§ **Task details**
Give the number of lines in the entries below that hold "healthcare", with no accompanying words.

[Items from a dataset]
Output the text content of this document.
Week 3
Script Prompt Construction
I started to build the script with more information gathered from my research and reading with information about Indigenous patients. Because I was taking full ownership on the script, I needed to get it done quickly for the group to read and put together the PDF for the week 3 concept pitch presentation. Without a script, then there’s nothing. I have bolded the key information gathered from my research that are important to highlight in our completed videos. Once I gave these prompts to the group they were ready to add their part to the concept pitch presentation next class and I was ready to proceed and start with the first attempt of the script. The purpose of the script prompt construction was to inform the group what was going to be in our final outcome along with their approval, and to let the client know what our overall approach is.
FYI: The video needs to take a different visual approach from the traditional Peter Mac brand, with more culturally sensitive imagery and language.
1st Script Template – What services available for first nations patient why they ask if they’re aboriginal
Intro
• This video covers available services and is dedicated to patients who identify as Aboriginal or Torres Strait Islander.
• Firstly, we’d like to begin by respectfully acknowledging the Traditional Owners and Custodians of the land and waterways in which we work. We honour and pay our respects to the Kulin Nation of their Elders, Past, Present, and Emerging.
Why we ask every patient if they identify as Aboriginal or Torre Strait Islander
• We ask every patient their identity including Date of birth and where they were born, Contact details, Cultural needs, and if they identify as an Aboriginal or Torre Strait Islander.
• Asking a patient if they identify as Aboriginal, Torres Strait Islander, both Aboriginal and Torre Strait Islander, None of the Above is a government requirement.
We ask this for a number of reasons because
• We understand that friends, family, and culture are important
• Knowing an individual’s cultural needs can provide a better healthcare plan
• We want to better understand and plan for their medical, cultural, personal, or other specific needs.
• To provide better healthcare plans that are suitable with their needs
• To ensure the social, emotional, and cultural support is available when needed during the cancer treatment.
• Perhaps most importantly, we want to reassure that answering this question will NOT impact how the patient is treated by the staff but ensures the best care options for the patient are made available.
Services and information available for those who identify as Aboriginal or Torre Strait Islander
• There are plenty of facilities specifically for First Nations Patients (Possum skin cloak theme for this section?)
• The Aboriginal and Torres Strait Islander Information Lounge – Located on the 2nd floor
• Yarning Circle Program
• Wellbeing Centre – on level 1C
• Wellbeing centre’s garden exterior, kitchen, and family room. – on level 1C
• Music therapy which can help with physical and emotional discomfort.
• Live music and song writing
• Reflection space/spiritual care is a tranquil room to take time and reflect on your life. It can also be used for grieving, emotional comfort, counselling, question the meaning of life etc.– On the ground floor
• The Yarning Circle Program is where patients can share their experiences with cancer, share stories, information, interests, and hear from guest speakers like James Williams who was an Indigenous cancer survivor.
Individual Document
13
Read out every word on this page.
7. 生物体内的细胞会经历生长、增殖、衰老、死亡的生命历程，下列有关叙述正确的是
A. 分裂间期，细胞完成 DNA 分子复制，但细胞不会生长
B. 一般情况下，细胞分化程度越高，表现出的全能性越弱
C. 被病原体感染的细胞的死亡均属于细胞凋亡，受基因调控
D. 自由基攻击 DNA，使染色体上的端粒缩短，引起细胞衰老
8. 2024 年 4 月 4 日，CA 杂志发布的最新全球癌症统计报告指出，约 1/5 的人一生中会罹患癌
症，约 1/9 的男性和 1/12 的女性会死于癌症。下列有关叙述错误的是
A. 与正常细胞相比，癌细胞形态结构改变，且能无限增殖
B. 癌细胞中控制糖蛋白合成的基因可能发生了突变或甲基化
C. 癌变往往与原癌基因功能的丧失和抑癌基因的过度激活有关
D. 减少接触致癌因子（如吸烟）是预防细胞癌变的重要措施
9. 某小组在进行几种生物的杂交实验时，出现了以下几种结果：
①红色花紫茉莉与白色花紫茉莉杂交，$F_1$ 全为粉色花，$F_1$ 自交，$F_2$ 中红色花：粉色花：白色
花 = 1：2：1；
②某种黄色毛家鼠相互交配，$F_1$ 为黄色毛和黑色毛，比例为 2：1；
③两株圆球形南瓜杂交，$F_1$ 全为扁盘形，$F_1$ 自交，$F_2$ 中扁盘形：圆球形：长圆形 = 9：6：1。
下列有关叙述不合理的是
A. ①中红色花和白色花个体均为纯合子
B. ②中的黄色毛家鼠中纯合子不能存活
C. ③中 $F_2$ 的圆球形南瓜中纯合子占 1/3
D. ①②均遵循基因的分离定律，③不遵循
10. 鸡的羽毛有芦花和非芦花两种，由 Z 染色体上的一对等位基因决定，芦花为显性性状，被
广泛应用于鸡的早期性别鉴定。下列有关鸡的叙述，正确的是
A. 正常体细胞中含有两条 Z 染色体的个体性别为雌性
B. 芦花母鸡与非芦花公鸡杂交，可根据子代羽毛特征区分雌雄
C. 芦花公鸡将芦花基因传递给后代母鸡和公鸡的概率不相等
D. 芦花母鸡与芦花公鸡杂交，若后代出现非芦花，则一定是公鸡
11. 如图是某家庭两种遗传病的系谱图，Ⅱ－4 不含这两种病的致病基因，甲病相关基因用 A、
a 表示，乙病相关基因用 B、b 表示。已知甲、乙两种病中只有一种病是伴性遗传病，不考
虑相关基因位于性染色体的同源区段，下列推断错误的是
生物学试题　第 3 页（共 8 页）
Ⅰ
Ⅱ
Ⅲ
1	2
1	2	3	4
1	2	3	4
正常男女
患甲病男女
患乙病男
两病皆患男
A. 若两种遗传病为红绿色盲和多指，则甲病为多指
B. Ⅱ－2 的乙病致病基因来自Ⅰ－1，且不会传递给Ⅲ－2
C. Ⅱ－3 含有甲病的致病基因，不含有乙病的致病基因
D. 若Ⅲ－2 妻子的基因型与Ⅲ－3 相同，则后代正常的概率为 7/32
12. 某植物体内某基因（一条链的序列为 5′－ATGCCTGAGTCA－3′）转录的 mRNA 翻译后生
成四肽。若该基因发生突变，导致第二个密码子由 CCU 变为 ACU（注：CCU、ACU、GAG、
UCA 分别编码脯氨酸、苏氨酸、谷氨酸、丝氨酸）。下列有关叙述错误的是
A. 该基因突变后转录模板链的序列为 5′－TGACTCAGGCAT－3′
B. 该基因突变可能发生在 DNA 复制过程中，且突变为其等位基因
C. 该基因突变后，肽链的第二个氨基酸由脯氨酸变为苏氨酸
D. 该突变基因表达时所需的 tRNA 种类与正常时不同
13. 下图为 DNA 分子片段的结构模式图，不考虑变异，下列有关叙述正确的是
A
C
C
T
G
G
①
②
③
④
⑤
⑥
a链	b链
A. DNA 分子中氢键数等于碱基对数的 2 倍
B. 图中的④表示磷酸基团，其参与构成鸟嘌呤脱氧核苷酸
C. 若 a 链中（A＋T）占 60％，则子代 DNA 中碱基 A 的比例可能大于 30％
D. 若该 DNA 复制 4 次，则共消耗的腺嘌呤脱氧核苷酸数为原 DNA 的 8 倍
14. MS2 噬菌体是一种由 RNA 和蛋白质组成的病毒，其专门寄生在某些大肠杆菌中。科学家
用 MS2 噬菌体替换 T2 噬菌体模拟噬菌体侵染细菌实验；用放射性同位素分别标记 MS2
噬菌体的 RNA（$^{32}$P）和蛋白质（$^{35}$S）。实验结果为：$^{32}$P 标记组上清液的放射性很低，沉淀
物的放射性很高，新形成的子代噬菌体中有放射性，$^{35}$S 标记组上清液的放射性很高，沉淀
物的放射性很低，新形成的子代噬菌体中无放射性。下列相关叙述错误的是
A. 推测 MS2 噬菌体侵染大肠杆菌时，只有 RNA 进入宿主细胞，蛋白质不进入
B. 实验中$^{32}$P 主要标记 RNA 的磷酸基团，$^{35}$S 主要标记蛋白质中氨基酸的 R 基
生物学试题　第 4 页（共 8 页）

§ **Answer space**
2